#### Data entries

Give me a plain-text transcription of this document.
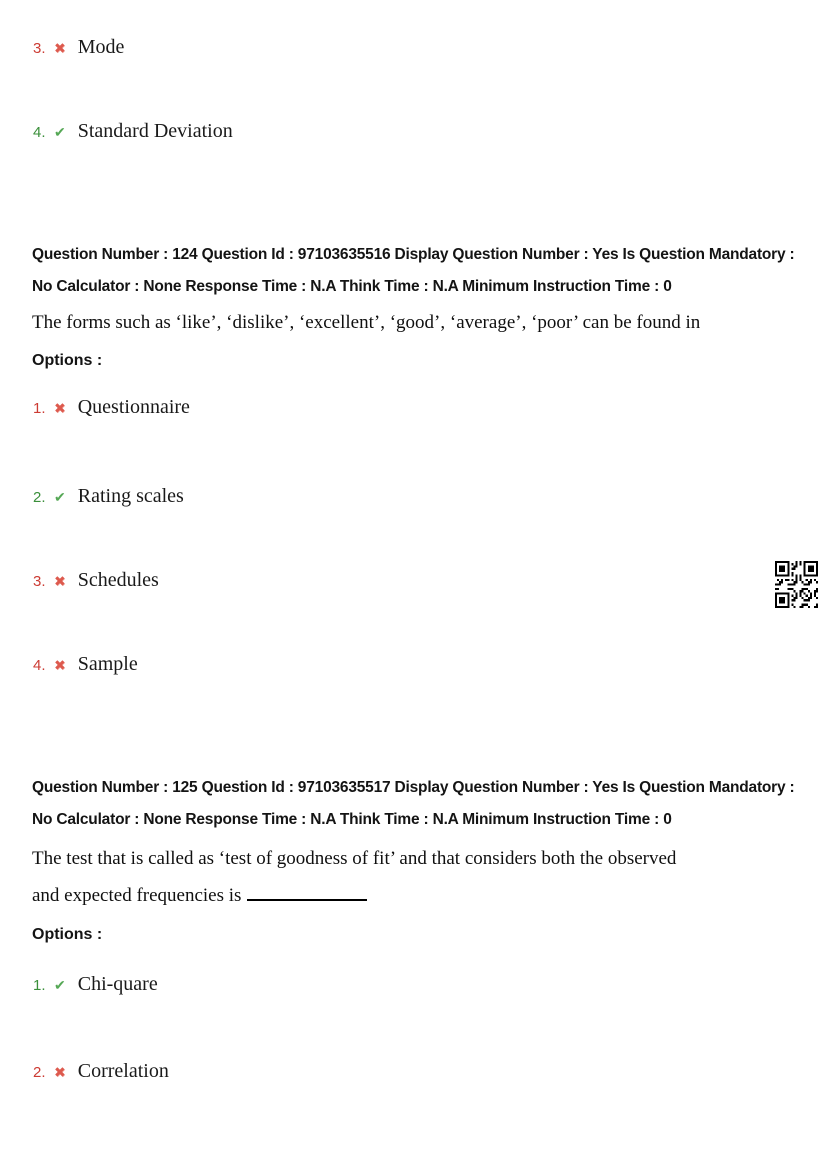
3. ✖ Mode
4. ✔ Standard Deviation
Question Number : 124 Question Id : 97103635516 Display Question Number : Yes Is Question Mandatory : No Calculator : None Response Time : N.A Think Time : N.A Minimum Instruction Time : 0
The forms such as ‘like’, ‘dislike’, ‘excellent’, ‘good’, ‘average’, ‘poor’ can be found in
Options :
1. ✖ Questionnaire
2. ✔ Rating scales
3. ✖ Schedules
4. ✖ Sample
Question Number : 125 Question Id : 97103635517 Display Question Number : Yes Is Question Mandatory : No Calculator : None Response Time : N.A Think Time : N.A Minimum Instruction Time : 0
The test that is called as ‘test of goodness of fit’ and that considers both the observed
and expected frequencies is
Options :
1. ✔ Chi-quare
2. ✖ Correlation
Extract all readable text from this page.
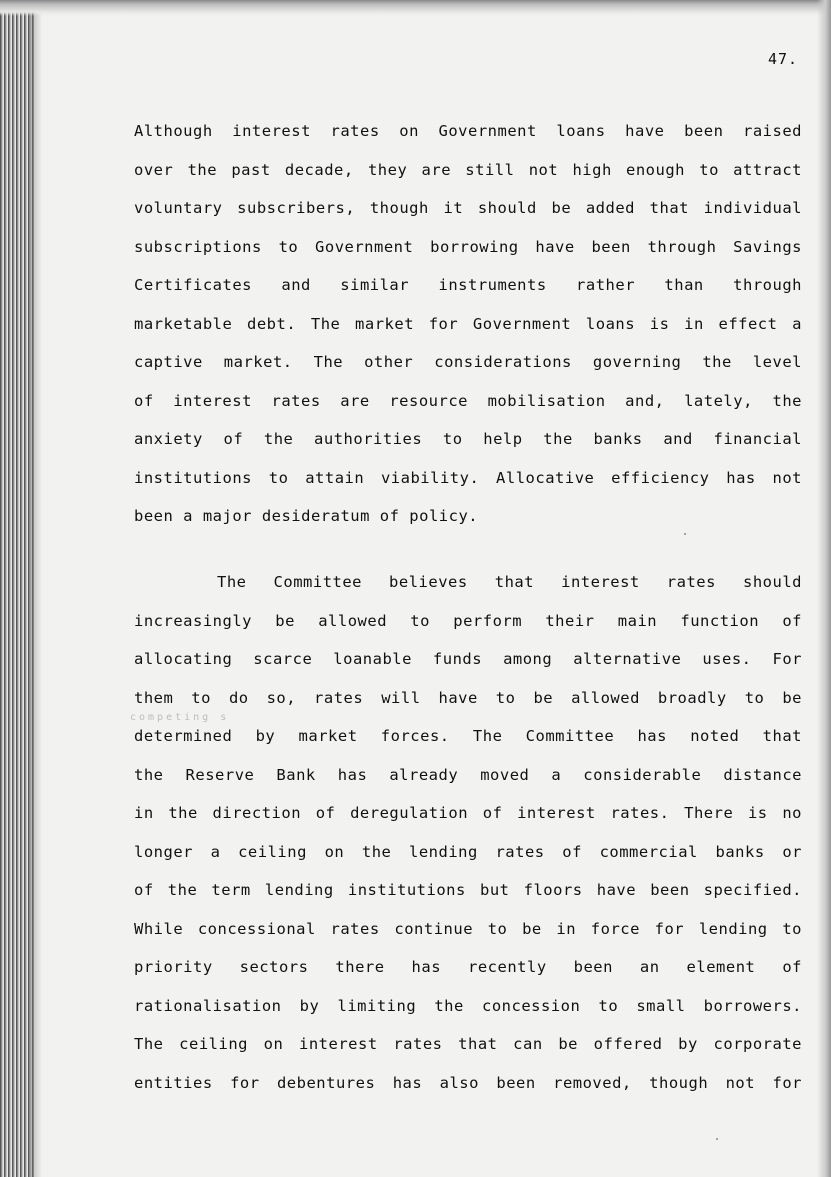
47.
Although interest rates on Government loans have been raised
over the past decade, they are still not high enough to attract
voluntary subscribers, though it should be added that individual
subscriptions to Government borrowing have been through Savings
Certificates and similar instruments rather than through
marketable debt. The market for Government loans is in effect a
captive market. The other considerations governing the level
of interest rates are resource mobilisation and, lately, the
anxiety of the authorities to help the banks and financial
institutions to attain viability. Allocative efficiency has not
been a major desideratum of policy.
The Committee believes that interest rates should
increasingly be allowed to perform their main function of
allocating scarce loanable funds among alternative uses. For
them to do so, rates will have to be allowed broadly to be
determined by market forces. The Committee has noted that
the Reserve Bank has already moved a considerable distance
in the direction of deregulation of interest rates. There is no
longer a ceiling on the lending rates of commercial banks or
of the term lending institutions but floors have been specified.
While concessional rates continue to be in force for lending to
priority sectors there has recently been an element of
rationalisation by limiting the concession to small borrowers.
The ceiling on interest rates that can be offered by corporate
entities for debentures has also been removed, though not for
competing s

#### EXERCISE GOAL
In the entries above, find each line with the word "Government" and show it.

#### TASK OUTPUT
Although interest rates on Government loans have been raised
subscriptions to Government borrowing have been through Savings
marketable debt. The market for Government loans is in effect a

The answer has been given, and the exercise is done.